■ CHALLENGE: Filter the records for lines holding the string "места".

═════ INPUT DATA ═════

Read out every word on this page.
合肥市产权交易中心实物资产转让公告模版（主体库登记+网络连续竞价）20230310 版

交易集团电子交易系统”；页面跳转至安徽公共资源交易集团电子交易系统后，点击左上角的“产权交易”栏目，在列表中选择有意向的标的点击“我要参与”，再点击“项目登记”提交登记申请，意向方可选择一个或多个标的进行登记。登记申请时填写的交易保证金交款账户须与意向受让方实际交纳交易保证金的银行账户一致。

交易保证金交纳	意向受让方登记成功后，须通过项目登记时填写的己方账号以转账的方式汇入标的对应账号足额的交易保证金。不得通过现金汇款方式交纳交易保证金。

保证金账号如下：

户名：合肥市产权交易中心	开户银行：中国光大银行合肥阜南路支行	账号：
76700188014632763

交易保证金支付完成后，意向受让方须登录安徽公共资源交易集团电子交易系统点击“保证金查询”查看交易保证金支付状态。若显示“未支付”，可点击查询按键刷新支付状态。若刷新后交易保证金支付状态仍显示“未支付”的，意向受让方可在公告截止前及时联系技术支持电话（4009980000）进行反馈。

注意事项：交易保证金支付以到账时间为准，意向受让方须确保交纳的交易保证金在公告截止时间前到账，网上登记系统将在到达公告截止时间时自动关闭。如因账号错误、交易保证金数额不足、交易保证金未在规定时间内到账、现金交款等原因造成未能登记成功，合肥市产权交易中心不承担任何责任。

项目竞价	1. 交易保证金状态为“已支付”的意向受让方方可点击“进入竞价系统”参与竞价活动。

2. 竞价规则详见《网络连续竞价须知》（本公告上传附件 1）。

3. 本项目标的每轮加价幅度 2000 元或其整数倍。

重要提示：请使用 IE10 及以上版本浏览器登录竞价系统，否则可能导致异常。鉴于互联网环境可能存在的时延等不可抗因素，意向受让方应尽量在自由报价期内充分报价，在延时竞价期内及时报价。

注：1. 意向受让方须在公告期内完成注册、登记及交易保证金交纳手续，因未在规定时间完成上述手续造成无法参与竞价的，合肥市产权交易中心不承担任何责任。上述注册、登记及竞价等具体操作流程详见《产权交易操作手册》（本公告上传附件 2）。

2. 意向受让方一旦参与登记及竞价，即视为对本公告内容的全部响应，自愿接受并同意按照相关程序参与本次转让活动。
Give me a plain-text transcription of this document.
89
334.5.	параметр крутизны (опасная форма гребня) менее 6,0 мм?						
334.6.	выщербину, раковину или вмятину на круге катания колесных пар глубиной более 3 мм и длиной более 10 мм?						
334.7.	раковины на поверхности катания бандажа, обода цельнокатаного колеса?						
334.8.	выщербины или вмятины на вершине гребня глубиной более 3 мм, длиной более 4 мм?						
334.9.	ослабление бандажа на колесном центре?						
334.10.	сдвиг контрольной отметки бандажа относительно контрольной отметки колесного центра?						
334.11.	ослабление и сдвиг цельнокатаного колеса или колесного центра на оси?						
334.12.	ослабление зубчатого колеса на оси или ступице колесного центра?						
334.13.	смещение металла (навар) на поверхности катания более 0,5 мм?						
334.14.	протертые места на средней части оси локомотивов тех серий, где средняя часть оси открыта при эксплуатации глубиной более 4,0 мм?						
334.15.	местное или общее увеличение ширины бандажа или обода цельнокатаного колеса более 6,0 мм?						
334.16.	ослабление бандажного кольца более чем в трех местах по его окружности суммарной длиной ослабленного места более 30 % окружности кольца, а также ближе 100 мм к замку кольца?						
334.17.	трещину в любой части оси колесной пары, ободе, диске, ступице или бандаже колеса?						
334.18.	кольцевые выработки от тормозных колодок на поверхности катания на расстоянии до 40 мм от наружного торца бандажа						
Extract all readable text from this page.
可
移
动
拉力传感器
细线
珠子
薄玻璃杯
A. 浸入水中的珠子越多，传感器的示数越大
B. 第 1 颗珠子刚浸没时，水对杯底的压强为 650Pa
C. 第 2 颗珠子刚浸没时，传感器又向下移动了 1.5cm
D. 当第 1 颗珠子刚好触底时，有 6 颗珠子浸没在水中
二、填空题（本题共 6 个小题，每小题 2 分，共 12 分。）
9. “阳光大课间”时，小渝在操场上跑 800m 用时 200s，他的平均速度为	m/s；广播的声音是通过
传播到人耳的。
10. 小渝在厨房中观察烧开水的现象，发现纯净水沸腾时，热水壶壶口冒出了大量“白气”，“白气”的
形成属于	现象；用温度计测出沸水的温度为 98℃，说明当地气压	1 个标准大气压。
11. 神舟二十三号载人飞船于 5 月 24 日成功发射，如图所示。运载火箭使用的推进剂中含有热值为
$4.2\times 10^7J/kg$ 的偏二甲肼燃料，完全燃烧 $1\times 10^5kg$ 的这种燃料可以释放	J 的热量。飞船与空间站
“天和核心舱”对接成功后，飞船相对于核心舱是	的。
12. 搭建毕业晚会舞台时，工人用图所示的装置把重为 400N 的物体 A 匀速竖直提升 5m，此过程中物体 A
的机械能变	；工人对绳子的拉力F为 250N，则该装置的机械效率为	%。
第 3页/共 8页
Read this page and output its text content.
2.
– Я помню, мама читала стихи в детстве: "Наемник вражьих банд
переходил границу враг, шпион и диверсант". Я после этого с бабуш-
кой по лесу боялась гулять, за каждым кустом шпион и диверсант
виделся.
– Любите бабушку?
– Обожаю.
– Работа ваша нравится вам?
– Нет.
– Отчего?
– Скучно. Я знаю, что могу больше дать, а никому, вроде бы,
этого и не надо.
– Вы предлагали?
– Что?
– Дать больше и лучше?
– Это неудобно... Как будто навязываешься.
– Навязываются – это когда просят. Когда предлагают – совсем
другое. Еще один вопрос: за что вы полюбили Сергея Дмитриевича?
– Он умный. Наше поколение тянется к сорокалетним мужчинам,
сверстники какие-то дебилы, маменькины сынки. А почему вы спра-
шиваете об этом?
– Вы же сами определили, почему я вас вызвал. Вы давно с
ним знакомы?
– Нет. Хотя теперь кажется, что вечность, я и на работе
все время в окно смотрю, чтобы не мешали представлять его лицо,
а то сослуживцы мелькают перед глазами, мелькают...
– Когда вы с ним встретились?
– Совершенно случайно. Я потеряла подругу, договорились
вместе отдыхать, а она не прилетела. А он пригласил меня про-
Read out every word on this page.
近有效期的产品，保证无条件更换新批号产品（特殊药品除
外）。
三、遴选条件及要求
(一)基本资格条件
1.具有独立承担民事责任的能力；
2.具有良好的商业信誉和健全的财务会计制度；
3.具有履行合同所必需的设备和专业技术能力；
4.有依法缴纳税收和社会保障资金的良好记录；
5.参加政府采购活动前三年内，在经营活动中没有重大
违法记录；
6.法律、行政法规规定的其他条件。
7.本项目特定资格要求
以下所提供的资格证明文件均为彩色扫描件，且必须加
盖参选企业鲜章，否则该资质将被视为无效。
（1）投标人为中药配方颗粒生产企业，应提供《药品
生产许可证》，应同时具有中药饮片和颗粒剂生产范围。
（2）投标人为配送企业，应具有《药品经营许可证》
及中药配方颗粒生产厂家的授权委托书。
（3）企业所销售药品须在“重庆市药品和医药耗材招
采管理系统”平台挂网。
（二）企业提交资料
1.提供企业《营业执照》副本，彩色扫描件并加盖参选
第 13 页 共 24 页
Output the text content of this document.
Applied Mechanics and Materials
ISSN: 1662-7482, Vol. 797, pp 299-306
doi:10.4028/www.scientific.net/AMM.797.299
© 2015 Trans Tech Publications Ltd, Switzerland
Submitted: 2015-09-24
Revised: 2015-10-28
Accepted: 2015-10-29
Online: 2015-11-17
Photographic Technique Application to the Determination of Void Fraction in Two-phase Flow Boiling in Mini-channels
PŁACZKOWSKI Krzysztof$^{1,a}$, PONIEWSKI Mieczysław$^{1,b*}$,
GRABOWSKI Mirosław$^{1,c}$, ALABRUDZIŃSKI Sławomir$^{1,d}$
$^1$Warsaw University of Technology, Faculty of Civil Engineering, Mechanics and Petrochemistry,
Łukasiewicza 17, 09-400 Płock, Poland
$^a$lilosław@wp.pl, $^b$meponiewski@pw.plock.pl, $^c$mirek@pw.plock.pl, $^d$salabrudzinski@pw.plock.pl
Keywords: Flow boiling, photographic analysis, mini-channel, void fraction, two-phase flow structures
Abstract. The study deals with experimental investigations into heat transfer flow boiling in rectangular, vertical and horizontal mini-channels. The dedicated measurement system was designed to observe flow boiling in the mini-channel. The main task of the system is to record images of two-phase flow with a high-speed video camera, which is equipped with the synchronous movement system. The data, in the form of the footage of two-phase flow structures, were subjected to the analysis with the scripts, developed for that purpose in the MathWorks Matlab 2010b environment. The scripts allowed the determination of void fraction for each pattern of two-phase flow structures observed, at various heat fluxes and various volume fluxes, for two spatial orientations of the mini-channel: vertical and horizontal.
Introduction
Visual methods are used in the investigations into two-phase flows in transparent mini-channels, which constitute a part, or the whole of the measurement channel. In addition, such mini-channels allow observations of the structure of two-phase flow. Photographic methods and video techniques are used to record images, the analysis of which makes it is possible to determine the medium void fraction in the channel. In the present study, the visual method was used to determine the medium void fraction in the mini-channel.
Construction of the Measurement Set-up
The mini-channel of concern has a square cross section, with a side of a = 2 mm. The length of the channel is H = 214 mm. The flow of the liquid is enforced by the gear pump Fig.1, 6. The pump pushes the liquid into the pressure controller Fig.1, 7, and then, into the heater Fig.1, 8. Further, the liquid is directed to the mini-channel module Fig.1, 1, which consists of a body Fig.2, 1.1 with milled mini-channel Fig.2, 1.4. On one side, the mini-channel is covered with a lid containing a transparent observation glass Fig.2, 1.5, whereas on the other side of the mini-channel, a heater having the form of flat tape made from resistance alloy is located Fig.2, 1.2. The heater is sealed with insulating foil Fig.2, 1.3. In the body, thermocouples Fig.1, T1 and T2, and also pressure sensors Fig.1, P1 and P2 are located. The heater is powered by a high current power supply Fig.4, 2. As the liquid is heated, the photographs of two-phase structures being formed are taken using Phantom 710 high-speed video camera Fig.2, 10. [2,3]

═════

■ RESPONSE TO THE EXERCISE:
334.14.	протертые места на средней части оси локомотивов тех серий, где средняя часть оси открыта при эксплуатации глубиной более 4,0 мм?						
334.16.	ослабление бандажного кольца более чем в трех местах по его окружности суммарной длиной ослабленного места более 30 % окружности кольца, а также ближе 100 мм к замку кольца?						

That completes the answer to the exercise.